►
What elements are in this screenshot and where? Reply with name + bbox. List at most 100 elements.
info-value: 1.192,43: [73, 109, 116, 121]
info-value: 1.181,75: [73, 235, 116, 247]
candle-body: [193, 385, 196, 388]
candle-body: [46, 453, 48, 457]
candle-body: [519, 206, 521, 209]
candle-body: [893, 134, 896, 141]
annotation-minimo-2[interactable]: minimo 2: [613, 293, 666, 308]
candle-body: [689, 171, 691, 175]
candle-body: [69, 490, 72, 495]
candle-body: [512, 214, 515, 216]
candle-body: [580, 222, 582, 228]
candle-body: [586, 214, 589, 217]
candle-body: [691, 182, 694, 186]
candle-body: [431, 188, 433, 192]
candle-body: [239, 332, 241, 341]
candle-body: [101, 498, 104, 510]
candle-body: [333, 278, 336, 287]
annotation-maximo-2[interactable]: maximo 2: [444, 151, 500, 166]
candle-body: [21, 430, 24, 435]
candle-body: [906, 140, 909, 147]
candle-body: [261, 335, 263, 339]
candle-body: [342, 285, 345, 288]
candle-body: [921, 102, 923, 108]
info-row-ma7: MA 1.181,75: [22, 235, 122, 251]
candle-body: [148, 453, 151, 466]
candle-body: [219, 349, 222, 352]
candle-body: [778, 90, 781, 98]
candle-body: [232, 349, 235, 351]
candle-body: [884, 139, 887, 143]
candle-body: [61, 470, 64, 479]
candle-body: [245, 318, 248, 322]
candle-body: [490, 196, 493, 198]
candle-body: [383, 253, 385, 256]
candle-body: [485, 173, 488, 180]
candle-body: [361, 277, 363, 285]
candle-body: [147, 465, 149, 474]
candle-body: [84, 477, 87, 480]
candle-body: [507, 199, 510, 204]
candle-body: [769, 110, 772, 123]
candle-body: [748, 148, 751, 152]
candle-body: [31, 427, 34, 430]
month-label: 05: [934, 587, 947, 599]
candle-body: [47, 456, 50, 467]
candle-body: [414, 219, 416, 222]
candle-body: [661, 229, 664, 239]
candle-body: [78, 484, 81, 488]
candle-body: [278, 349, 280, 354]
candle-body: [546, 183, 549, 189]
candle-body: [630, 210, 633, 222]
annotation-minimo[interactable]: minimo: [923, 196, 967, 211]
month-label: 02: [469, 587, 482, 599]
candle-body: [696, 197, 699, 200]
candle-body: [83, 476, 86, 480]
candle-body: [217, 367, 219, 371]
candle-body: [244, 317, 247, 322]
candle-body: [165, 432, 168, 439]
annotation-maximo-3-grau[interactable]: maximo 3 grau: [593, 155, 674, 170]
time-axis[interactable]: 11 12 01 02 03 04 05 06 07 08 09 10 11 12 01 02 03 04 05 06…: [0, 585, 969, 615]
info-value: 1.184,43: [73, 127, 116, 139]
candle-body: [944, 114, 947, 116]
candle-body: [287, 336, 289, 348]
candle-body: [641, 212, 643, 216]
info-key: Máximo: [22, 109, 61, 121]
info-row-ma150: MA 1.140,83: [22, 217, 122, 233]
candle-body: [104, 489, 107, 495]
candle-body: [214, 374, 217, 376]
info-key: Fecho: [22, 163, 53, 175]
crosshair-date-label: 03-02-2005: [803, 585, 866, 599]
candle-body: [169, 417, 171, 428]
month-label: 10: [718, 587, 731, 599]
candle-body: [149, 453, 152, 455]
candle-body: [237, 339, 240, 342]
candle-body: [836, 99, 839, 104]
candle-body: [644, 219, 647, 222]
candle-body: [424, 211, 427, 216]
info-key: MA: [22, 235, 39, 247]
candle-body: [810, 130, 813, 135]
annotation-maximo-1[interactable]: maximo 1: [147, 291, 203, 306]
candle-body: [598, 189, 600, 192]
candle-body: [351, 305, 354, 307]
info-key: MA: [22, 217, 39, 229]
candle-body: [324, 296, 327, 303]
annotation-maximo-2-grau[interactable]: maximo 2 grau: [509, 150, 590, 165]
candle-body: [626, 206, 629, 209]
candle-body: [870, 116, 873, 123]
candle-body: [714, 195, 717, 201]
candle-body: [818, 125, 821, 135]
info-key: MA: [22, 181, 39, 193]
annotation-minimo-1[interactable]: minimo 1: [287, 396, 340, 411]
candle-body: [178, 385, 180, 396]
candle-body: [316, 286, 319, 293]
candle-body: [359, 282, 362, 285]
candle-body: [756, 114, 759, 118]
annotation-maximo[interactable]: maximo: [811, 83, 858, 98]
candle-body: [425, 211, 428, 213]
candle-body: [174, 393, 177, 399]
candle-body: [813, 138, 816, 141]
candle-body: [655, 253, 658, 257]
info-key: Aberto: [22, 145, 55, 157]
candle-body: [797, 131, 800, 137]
◄
Output every line of the listing above as a JSON array of strings, one string per line, with blank lines omitted.

Answer to the exercise ::
[
  "What elements are in this screenshot and where? Reply with name + bbox. List at most 100 elements.",
  "info-value: 1.192,43: [73, 109, 116, 121]",
  "info-value: 1.181,75: [73, 235, 116, 247]",
  "candle-body: [193, 385, 196, 388]",
  "candle-body: [46, 453, 48, 457]",
  "candle-body: [519, 206, 521, 209]",
  "candle-body: [893, 134, 896, 141]",
  "annotation-minimo-2[interactable]: minimo 2: [613, 293, 666, 308]",
  "candle-body: [689, 171, 691, 175]",
  "candle-body: [69, 490, 72, 495]",
  "candle-body: [512, 214, 515, 216]",
  "candle-body: [580, 222, 582, 228]",
  "candle-body: [586, 214, 589, 217]",
  "candle-body: [691, 182, 694, 186]",
  "candle-body: [431, 188, 433, 192]",
  "candle-body: [239, 332, 241, 341]",
  "candle-body: [101, 498, 104, 510]",
  "candle-body: [333, 278, 336, 287]",
  "annotation-maximo-2[interactable]: maximo 2: [444, 151, 500, 166]",
  "candle-body: [21, 430, 24, 435]",
  "candle-body: [906, 140, 909, 147]",
  "candle-body: [261, 335, 263, 339]",
  "candle-body: [342, 285, 345, 288]",
  "candle-body: [921, 102, 923, 108]",
  "info-row-ma7: MA 1.181,75: [22, 235, 122, 251]",
  "candle-body: [148, 453, 151, 466]",
  "candle-body: [219, 349, 222, 352]",
  "candle-body: [778, 90, 781, 98]",
  "candle-body: [232, 349, 235, 351]",
  "candle-body: [884, 139, 887, 143]",
  "candle-body: [61, 470, 64, 479]",
  "candle-body: [245, 318, 248, 322]",
  "candle-body: [490, 196, 493, 198]",
  "candle-body: [383, 253, 385, 256]",
  "candle-body: [485, 173, 488, 180]",
  "candle-body: [361, 277, 363, 285]",
  "candle-body: [147, 465, 149, 474]",
  "candle-body: [84, 477, 87, 480]",
  "candle-body: [507, 199, 510, 204]",
  "candle-body: [769, 110, 772, 123]",
  "candle-body: [748, 148, 751, 152]",
  "candle-body: [31, 427, 34, 430]",
  "month-label: 05: [934, 587, 947, 599]",
  "candle-body: [47, 456, 50, 467]",
  "candle-body: [414, 219, 416, 222]",
  "candle-body: [661, 229, 664, 239]",
  "candle-body: [78, 484, 81, 488]",
  "candle-body: [278, 349, 280, 354]",
  "candle-body: [546, 183, 549, 189]",
  "candle-body: [630, 210, 633, 222]",
  "annotation-minimo[interactable]: minimo: [923, 196, 967, 211]",
  "month-label: 02: [469, 587, 482, 599]",
  "candle-body: [696, 197, 699, 200]",
  "candle-body: [83, 476, 86, 480]",
  "candle-body: [217, 367, 219, 371]",
  "candle-body: [244, 317, 247, 322]",
  "candle-body: [165, 432, 168, 439]",
  "annotation-maximo-3-grau[interactable]: maximo 3 grau: [593, 155, 674, 170]",
  "time-axis[interactable]: 11 12 01 02 03 04 05 06 07 08 09 10 11 12 01 02 03 04 05 06…: [0, 585, 969, 615]",
  "info-value: 1.184,43: [73, 127, 116, 139]",
  "candle-body: [944, 114, 947, 116]",
  "candle-body: [287, 336, 289, 348]",
  "candle-body: [641, 212, 643, 216]",
  "info-key: Máximo: [22, 109, 61, 121]",
  "info-row-ma150: MA 1.140,83: [22, 217, 122, 233]",
  "candle-body: [104, 489, 107, 495]",
  "candle-body: [214, 374, 217, 376]",
  "info-key: Fecho: [22, 163, 53, 175]",
  "crosshair-date-label: 03-02-2005: [803, 585, 866, 599]",
  "candle-body: [169, 417, 171, 428]",
  "month-label: 10: [718, 587, 731, 599]",
  "candle-body: [149, 453, 152, 455]",
  "candle-body: [237, 339, 240, 342]",
  "candle-body: [836, 99, 839, 104]",
  "candle-body: [644, 219, 647, 222]",
  "candle-body: [424, 211, 427, 216]",
  "info-key: MA: [22, 235, 39, 247]",
  "candle-body: [810, 130, 813, 135]",
  "annotation-maximo-1[interactable]: maximo 1: [147, 291, 203, 306]",
  "candle-body: [598, 189, 600, 192]",
  "candle-body: [351, 305, 354, 307]",
  "info-key: MA: [22, 217, 39, 229]",
  "candle-body: [324, 296, 327, 303]",
  "annotation-maximo-2-grau[interactable]: maximo 2 grau: [509, 150, 590, 165]",
  "candle-body: [626, 206, 629, 209]",
  "candle-body: [870, 116, 873, 123]",
  "candle-body: [714, 195, 717, 201]",
  "candle-body: [818, 125, 821, 135]",
  "info-key: MA: [22, 181, 39, 193]",
  "annotation-minimo-1[interactable]: minimo 1: [287, 396, 340, 411]",
  "candle-body: [178, 385, 180, 396]",
  "candle-body: [316, 286, 319, 293]",
  "candle-body: [359, 282, 362, 285]",
  "candle-body: [756, 114, 759, 118]",
  "annotation-maximo[interactable]: maximo: [811, 83, 858, 98]",
  "candle-body: [425, 211, 428, 213]",
  "candle-body: [174, 393, 177, 399]",
  "candle-body: [813, 138, 816, 141]",
  "candle-body: [655, 253, 658, 257]",
  "info-key: Aberto: [22, 145, 55, 157]",
  "candle-body: [797, 131, 800, 137]"
]